Your objective: Scan the entries below. List each line with "Directiva".

(Dataset records)
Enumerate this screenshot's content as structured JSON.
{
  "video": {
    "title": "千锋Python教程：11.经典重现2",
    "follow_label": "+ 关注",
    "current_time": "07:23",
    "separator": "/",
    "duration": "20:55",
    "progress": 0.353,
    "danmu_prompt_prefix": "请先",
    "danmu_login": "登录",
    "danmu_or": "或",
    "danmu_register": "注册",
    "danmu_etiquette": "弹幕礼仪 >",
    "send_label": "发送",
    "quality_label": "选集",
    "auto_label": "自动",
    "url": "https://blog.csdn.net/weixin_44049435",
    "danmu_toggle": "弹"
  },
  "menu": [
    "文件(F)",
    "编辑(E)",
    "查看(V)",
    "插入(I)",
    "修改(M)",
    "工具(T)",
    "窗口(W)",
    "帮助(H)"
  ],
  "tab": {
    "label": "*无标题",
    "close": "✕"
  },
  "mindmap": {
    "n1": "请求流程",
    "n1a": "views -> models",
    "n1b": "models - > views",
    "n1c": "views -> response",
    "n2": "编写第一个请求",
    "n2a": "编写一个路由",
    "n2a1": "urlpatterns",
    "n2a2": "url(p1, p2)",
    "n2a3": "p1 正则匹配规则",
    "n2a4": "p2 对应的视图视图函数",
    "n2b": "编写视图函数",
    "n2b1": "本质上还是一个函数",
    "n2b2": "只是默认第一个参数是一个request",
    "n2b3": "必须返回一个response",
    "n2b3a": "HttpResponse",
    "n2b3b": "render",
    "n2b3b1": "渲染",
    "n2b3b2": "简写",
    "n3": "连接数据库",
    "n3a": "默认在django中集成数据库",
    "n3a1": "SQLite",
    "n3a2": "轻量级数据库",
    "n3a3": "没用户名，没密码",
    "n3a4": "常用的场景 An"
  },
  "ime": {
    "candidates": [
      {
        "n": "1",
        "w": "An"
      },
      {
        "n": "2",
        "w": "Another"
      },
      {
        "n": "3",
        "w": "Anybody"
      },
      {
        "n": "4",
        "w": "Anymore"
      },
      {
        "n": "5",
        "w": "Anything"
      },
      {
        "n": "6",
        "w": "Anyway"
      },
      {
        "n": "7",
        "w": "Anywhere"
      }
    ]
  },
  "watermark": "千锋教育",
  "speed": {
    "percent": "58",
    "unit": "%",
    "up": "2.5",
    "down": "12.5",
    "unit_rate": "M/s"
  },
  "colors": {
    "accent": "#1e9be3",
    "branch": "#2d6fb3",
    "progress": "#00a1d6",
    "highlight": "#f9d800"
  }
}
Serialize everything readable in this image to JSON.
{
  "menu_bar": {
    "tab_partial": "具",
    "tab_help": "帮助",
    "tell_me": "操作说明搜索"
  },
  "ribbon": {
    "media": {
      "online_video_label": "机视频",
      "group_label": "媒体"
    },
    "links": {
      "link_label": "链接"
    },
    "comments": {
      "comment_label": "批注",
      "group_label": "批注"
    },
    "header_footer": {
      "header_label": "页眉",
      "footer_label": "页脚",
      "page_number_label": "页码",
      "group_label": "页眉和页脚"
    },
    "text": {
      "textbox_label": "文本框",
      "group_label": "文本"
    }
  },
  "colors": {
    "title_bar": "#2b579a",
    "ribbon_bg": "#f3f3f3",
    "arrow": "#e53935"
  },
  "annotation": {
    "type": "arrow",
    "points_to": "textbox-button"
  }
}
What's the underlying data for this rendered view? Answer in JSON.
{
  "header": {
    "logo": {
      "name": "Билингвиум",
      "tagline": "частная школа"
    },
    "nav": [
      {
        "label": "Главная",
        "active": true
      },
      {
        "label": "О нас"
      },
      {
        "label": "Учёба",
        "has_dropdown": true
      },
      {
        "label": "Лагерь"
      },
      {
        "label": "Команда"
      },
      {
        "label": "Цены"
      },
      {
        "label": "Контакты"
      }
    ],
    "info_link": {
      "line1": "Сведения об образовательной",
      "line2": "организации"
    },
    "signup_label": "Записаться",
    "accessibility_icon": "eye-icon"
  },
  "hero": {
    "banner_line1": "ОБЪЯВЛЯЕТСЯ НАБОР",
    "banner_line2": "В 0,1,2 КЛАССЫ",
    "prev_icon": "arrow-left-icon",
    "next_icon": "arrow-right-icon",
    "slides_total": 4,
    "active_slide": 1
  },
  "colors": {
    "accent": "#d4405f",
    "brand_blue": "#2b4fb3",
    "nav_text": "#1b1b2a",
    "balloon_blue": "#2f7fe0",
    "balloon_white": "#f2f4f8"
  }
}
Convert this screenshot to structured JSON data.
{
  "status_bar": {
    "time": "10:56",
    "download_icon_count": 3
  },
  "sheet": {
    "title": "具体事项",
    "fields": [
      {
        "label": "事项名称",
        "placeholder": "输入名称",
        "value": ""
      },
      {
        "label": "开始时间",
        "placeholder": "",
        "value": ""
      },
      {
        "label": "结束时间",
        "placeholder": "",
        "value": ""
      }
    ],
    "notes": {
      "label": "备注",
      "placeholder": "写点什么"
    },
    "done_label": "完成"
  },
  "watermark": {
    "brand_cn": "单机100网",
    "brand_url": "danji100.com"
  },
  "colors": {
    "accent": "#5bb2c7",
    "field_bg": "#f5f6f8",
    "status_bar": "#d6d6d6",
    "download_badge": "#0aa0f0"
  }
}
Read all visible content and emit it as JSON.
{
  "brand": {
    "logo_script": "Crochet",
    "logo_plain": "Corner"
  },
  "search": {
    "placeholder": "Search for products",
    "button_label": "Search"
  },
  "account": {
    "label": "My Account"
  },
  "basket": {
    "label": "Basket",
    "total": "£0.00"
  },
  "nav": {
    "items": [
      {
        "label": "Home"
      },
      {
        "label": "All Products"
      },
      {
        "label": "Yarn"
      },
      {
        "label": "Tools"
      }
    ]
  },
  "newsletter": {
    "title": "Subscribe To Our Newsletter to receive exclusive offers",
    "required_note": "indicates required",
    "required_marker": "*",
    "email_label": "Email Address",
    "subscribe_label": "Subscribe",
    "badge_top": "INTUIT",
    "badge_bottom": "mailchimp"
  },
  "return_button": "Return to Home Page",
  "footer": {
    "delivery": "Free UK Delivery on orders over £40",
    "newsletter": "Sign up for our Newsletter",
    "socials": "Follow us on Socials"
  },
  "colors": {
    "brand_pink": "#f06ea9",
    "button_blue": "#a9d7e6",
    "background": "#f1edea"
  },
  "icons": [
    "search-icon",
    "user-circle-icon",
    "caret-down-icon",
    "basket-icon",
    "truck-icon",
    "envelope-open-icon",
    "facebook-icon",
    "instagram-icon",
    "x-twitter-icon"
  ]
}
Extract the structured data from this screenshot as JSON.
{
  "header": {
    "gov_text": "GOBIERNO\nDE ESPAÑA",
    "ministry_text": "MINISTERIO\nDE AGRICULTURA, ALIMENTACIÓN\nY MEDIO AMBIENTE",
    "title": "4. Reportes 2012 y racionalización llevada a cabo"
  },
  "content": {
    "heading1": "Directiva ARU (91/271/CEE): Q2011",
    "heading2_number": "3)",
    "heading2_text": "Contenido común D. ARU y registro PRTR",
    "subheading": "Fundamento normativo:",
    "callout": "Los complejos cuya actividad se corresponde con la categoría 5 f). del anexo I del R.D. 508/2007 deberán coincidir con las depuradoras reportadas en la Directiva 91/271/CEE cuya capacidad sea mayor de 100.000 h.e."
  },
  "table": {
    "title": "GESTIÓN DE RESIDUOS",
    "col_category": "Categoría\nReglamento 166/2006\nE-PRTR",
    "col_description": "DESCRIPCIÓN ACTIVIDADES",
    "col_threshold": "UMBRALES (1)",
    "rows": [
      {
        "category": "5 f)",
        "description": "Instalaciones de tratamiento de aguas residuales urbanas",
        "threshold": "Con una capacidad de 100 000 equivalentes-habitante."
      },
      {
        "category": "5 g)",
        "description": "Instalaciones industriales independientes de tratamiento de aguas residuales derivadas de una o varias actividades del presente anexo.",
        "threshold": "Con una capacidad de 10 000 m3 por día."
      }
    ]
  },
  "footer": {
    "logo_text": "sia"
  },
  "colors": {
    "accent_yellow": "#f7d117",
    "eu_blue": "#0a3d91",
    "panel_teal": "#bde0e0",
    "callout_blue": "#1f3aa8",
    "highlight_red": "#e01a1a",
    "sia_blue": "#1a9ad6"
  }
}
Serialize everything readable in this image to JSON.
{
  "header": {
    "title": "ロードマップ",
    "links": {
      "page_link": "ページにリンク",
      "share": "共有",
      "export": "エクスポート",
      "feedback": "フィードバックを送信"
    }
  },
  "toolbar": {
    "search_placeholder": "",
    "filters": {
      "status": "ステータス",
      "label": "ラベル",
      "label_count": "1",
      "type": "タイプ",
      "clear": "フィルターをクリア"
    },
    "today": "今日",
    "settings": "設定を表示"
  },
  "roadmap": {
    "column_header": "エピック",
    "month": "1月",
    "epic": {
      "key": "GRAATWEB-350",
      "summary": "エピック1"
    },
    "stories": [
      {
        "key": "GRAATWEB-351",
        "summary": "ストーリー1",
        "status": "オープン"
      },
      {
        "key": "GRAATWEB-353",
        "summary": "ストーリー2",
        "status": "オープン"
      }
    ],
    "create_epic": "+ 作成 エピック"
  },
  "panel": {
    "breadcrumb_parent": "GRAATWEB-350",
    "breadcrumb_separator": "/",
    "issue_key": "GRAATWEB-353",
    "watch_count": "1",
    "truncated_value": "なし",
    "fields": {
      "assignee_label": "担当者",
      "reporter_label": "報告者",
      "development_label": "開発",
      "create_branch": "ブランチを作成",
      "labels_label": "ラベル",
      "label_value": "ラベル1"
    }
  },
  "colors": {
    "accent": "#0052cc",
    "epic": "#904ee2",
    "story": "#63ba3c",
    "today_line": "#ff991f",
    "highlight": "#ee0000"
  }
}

Written answer:
    "heading1": "Directiva ARU (91/271/CEE): Q2011",
    "callout": "Los complejos cuya actividad se corresponde con la categoría 5 f). del anexo I del R.D. 508/2007 deberán coincidir con las depuradoras reportadas en la Directiva 91/271/CEE cuya capacidad sea mayor de 100.000 h.e."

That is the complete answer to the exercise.